▶ [WRITTEN REQUEST] Reproduce every line in the listing that contains the word "left".

▶ [DATA RECORDS]
-- BEGIN --
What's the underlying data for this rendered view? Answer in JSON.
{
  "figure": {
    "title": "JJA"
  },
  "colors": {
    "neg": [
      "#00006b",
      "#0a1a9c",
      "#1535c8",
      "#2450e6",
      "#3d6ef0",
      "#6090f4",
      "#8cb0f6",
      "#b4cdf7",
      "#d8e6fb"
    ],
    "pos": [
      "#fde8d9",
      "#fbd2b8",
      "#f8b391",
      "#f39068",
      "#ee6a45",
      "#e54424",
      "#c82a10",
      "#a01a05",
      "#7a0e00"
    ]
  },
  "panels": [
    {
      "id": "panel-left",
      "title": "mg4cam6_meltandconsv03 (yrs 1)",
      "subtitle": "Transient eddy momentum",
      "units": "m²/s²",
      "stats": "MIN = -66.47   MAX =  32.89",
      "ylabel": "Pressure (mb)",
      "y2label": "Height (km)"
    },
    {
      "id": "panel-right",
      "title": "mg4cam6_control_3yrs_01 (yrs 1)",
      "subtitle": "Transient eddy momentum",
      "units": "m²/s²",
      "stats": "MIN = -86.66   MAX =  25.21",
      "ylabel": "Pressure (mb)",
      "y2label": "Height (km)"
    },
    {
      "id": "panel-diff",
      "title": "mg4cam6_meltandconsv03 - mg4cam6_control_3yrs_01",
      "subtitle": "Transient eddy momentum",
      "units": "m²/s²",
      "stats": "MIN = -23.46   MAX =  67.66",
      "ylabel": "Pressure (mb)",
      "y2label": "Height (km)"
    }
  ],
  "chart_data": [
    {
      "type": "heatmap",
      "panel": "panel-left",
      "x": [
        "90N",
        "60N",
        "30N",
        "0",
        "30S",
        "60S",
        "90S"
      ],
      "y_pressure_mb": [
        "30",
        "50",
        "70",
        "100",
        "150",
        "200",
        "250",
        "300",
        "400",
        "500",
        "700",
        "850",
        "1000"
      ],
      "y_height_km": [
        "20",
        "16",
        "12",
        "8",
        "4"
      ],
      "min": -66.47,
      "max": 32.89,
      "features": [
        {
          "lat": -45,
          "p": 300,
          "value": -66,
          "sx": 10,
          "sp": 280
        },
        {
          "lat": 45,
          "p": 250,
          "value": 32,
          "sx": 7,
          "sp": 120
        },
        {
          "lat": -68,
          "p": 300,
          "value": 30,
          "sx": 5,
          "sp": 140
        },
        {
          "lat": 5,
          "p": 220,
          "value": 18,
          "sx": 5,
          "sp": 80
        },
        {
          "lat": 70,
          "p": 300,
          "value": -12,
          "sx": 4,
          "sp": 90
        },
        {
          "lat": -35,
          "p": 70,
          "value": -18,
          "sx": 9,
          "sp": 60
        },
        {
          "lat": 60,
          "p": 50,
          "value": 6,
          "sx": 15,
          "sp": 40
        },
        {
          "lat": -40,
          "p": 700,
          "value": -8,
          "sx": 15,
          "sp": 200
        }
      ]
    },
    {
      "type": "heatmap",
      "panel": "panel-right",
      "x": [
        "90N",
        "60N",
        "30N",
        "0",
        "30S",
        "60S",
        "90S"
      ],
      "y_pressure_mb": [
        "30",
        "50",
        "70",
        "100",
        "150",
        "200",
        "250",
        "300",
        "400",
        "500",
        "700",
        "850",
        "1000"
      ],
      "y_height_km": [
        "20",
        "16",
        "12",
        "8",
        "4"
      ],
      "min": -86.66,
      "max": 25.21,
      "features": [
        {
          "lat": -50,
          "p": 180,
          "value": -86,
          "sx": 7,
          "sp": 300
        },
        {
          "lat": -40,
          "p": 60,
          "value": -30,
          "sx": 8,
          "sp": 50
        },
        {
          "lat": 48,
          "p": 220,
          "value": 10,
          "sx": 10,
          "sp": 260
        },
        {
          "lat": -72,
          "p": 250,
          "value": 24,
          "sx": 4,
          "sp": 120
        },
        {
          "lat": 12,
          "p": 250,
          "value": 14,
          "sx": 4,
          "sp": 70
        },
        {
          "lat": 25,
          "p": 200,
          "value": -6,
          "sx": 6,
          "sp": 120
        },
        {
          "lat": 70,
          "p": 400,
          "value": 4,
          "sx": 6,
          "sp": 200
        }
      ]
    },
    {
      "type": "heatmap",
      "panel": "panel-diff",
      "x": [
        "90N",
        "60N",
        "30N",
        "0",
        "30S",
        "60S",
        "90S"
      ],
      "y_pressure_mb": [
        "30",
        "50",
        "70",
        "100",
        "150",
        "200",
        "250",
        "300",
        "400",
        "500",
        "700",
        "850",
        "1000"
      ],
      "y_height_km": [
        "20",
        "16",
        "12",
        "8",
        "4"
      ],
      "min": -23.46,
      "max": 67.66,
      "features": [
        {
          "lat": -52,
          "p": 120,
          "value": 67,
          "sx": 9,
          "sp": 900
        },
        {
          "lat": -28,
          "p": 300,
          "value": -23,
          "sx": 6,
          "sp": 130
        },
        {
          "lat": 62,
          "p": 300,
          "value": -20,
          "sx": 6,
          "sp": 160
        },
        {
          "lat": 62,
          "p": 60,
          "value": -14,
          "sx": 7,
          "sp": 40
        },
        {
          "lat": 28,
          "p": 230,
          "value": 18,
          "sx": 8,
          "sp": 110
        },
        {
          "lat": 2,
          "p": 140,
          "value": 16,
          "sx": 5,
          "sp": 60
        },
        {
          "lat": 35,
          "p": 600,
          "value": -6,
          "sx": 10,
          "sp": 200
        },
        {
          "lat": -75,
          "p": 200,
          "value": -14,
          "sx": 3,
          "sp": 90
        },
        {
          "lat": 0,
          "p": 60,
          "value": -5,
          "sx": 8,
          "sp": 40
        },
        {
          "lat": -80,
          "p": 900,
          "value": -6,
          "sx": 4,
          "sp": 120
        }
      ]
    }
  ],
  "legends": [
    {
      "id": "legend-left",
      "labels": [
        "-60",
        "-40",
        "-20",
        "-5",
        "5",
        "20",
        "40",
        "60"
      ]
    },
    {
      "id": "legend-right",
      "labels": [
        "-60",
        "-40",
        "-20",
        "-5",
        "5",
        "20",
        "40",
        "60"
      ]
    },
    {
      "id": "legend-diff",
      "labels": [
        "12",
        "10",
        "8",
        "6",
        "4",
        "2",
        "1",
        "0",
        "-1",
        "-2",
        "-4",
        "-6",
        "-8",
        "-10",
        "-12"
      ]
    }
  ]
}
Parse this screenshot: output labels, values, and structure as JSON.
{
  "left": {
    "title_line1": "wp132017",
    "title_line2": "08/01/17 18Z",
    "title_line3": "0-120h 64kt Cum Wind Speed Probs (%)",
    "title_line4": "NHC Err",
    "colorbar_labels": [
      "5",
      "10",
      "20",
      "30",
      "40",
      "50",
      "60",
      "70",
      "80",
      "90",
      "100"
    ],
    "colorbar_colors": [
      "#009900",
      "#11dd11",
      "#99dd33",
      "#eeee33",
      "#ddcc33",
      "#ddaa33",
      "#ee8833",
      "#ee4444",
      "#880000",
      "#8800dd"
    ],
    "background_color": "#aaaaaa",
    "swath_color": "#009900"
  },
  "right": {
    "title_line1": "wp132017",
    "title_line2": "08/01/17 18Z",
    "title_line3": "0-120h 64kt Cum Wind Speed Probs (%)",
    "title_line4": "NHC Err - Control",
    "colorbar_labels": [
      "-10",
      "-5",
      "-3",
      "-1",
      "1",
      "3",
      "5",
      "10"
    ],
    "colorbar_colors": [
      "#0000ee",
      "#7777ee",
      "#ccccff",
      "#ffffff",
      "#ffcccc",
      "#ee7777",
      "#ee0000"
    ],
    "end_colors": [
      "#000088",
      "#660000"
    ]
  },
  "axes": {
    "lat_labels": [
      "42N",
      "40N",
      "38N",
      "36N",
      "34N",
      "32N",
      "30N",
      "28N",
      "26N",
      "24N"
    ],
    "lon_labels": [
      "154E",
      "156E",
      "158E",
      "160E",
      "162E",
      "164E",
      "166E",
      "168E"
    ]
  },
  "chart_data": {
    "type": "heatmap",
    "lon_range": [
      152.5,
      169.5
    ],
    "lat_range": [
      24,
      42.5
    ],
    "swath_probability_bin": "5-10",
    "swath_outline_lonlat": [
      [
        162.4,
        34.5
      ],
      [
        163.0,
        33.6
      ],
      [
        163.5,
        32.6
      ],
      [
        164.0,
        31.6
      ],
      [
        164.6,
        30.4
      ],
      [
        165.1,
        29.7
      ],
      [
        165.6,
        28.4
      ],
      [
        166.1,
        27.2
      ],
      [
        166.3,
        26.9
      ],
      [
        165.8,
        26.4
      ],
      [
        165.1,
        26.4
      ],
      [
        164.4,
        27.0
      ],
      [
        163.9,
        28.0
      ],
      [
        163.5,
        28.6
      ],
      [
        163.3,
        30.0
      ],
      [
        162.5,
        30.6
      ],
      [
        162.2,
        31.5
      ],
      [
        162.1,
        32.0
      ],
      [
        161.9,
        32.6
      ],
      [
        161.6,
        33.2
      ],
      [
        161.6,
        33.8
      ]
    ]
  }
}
-- END --
▶ [SOLUTION TO THE PROBLEM]
      "id": "panel-left",
      "panel": "panel-left",
      "id": "legend-left",
  "left": {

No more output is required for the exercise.